### The task:
Say how many lines in the data below contain the word "Chris", and give no other text.

(Stored data entries)

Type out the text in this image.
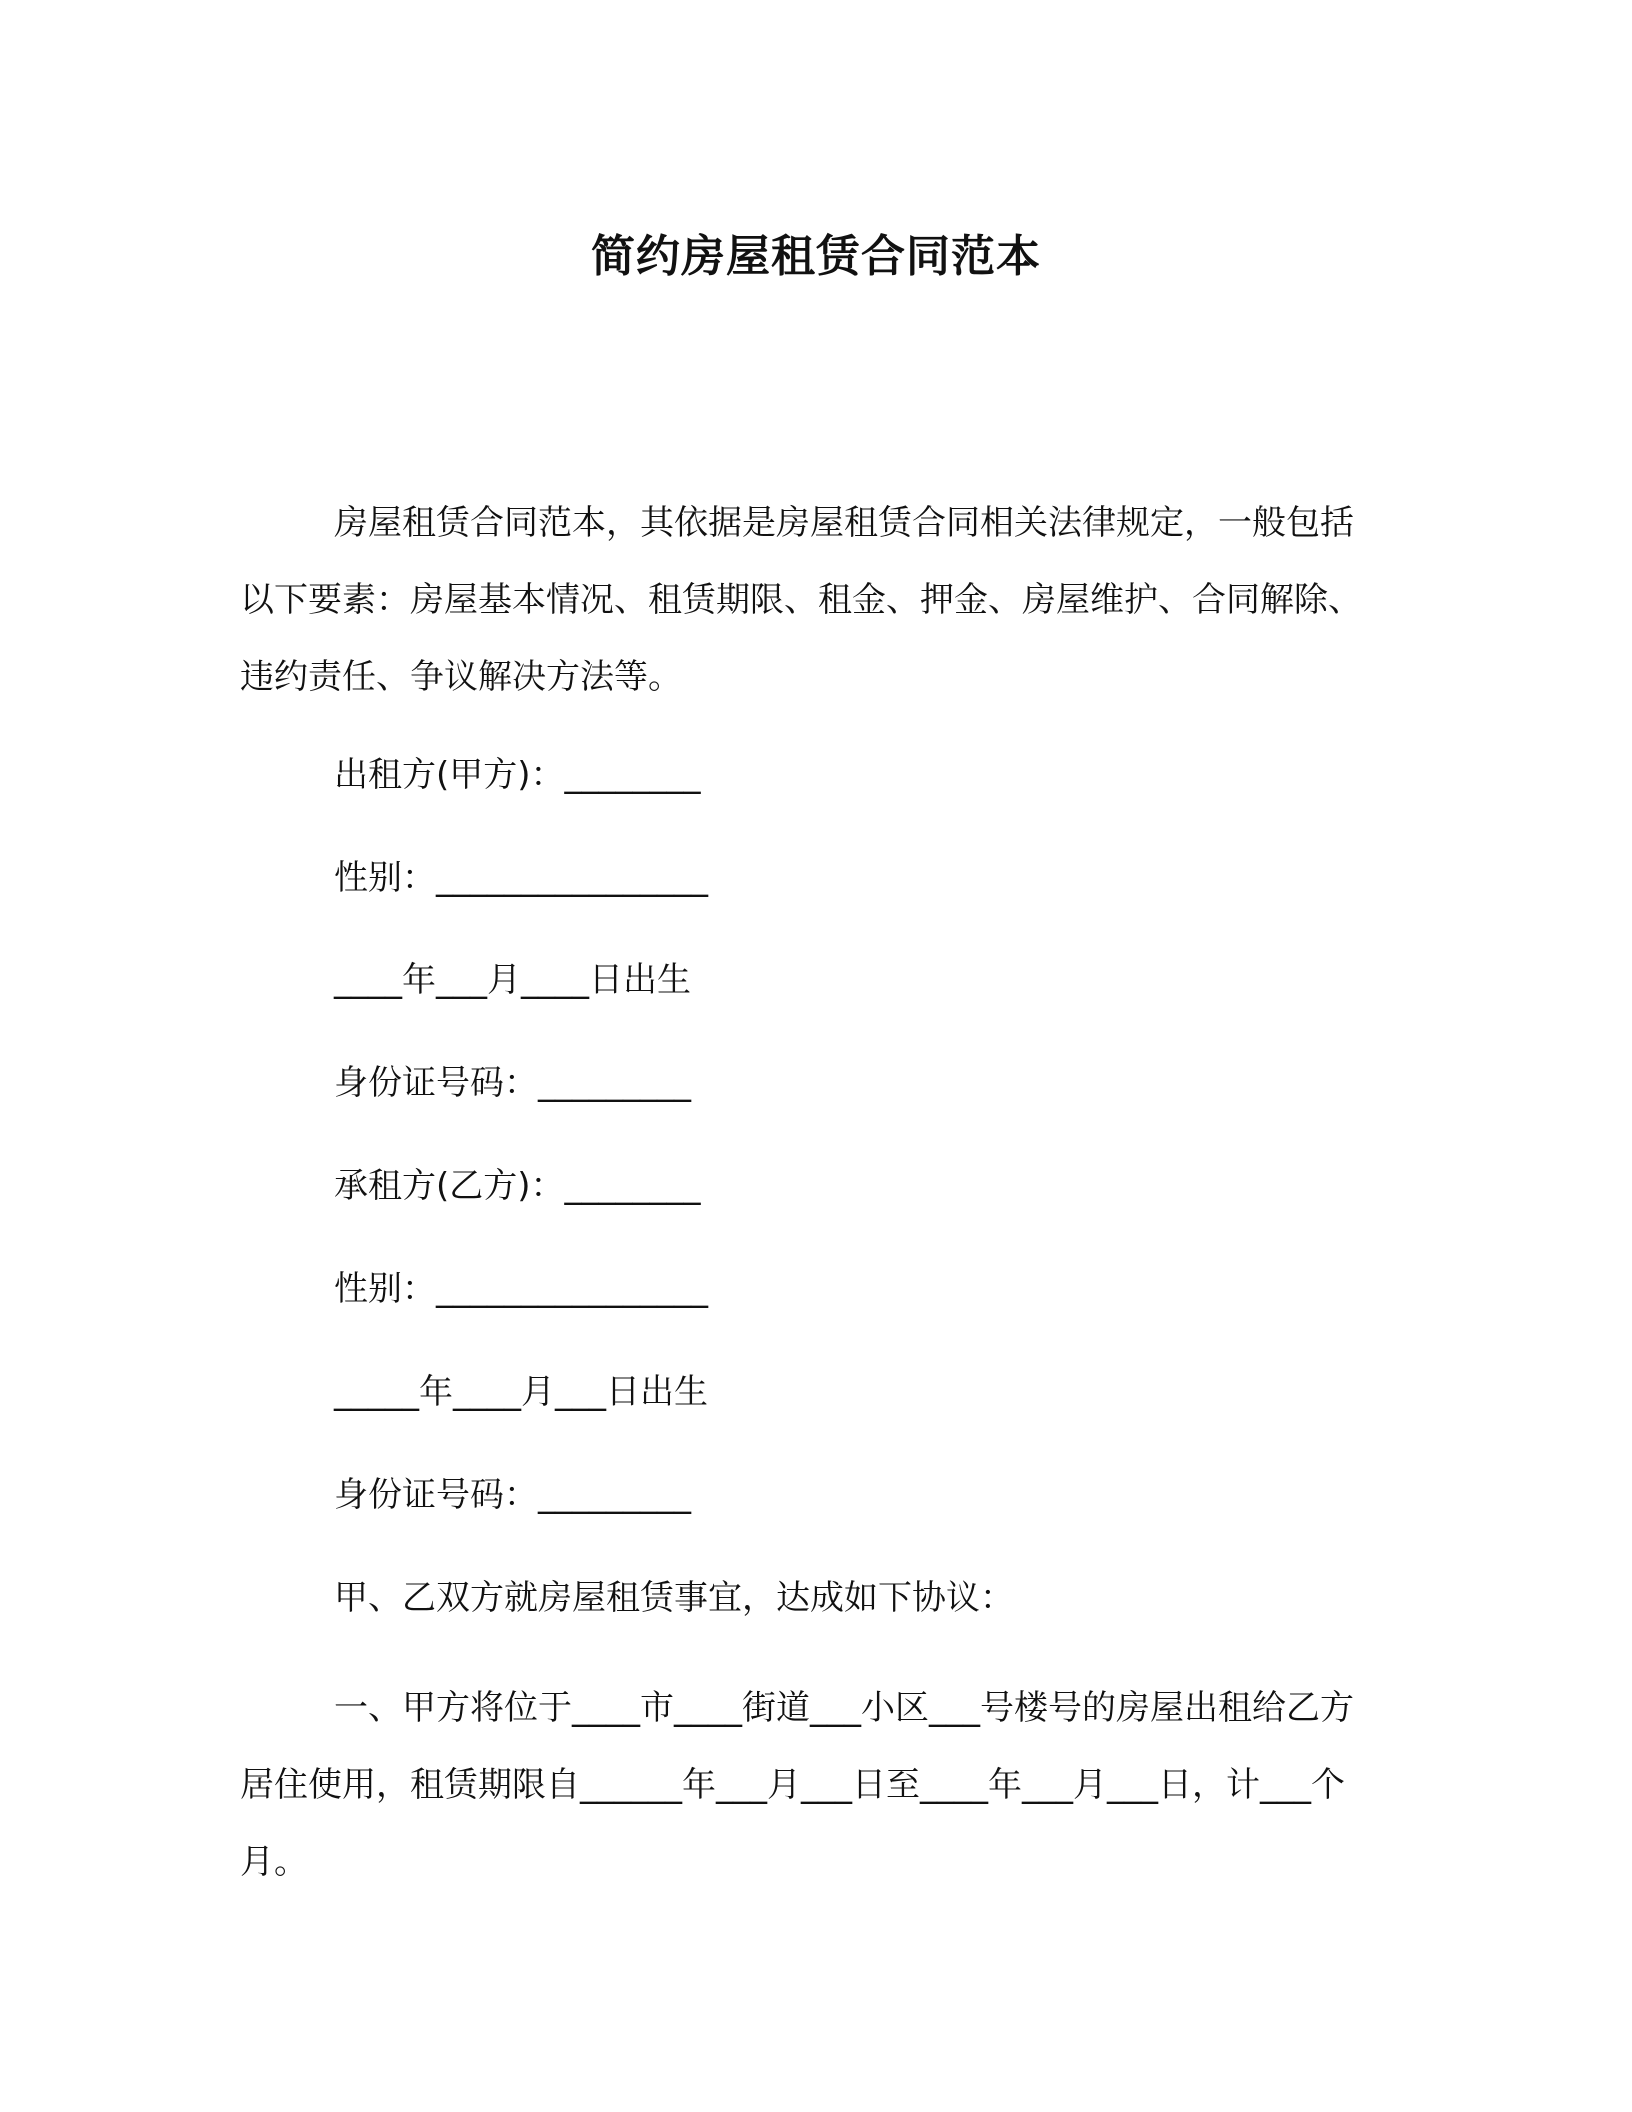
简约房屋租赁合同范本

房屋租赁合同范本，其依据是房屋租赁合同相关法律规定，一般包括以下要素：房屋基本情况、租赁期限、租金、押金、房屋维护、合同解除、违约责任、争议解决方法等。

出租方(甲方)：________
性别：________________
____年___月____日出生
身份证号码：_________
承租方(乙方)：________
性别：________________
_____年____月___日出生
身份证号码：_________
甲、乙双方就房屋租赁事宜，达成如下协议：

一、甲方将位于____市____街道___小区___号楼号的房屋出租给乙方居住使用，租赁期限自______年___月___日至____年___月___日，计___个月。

==

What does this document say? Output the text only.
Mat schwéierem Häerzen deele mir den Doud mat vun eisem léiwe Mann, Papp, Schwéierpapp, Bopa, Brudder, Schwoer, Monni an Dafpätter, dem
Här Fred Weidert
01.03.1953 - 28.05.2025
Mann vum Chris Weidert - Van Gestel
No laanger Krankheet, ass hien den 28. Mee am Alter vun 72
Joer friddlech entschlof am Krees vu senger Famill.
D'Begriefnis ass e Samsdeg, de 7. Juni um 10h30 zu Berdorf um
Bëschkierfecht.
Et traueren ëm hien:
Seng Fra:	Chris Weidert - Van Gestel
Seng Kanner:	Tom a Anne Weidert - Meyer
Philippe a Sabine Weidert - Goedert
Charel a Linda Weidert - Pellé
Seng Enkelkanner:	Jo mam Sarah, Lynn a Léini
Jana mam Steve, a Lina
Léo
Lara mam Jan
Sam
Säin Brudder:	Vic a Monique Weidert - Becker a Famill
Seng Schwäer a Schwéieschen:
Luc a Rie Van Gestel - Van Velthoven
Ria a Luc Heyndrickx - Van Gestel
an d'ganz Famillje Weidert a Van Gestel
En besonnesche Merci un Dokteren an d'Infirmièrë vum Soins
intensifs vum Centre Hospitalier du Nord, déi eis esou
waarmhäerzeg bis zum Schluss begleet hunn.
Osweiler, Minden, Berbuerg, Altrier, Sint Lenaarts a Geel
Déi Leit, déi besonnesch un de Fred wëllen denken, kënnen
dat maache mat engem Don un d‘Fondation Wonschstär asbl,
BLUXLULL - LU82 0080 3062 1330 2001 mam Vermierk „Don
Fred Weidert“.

### Response:
2